• REQUIREMENTS: From the data that follows, copy every line holding the string "drives".

[Data records]
++++

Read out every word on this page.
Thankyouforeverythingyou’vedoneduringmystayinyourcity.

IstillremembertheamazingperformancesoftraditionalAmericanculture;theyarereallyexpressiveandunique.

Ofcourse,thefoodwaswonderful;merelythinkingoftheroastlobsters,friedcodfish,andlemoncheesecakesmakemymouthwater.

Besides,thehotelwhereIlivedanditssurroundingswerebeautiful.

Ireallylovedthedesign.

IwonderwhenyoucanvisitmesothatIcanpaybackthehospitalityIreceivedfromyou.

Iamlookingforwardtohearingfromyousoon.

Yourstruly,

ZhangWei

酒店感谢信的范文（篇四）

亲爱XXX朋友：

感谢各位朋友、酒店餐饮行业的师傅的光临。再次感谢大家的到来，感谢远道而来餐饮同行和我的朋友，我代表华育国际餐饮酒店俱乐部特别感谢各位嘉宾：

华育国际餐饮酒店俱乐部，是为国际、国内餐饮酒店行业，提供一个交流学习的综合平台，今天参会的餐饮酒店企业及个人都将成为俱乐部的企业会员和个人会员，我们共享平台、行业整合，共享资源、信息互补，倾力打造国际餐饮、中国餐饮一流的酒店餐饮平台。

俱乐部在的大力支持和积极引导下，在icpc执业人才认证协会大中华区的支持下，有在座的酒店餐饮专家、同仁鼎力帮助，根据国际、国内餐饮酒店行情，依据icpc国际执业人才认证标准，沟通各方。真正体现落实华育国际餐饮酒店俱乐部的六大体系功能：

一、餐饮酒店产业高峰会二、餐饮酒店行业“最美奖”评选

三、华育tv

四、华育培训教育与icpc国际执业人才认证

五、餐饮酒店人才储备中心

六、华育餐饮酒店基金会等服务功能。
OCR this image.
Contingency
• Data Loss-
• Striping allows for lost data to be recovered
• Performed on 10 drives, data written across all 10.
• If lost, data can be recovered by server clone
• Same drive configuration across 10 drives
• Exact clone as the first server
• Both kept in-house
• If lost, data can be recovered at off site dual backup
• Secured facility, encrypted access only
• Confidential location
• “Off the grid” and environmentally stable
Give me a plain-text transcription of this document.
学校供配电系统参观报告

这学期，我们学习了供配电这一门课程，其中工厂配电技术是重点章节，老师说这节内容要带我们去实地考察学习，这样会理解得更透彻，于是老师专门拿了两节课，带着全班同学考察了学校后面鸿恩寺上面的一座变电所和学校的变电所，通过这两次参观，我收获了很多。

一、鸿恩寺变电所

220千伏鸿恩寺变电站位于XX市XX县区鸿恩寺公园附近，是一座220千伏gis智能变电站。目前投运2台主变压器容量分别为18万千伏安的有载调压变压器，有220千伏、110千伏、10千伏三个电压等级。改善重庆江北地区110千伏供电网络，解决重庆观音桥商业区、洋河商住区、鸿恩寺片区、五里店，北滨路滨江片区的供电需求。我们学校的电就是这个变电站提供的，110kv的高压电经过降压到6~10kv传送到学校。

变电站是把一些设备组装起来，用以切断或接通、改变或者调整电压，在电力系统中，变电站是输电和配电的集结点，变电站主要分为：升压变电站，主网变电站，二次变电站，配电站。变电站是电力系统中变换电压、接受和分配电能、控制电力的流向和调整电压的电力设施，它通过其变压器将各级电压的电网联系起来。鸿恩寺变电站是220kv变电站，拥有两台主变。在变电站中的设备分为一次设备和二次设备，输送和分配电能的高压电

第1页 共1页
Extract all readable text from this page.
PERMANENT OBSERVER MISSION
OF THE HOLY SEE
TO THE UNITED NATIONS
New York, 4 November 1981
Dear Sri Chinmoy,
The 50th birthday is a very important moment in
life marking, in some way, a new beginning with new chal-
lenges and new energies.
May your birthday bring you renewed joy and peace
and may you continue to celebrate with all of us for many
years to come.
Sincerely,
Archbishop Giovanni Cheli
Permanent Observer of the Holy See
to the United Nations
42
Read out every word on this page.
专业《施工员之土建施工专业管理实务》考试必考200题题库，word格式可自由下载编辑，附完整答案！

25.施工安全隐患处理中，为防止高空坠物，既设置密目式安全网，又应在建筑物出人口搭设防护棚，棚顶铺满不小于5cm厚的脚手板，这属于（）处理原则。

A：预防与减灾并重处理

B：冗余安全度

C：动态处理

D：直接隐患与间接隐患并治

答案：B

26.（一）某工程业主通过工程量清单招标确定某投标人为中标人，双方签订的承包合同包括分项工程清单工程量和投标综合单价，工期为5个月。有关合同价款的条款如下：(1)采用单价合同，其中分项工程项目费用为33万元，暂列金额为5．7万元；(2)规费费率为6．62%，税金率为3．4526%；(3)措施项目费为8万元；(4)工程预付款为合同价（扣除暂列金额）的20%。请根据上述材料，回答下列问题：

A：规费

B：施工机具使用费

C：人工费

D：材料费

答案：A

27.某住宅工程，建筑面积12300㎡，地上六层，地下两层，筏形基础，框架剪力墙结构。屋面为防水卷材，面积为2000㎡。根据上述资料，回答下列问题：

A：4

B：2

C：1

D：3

++++

• SOLUTION FOR THIS EXERCISE:
• Performed on 10 drives, data written across all 10.
• Same drive configuration across 10 drives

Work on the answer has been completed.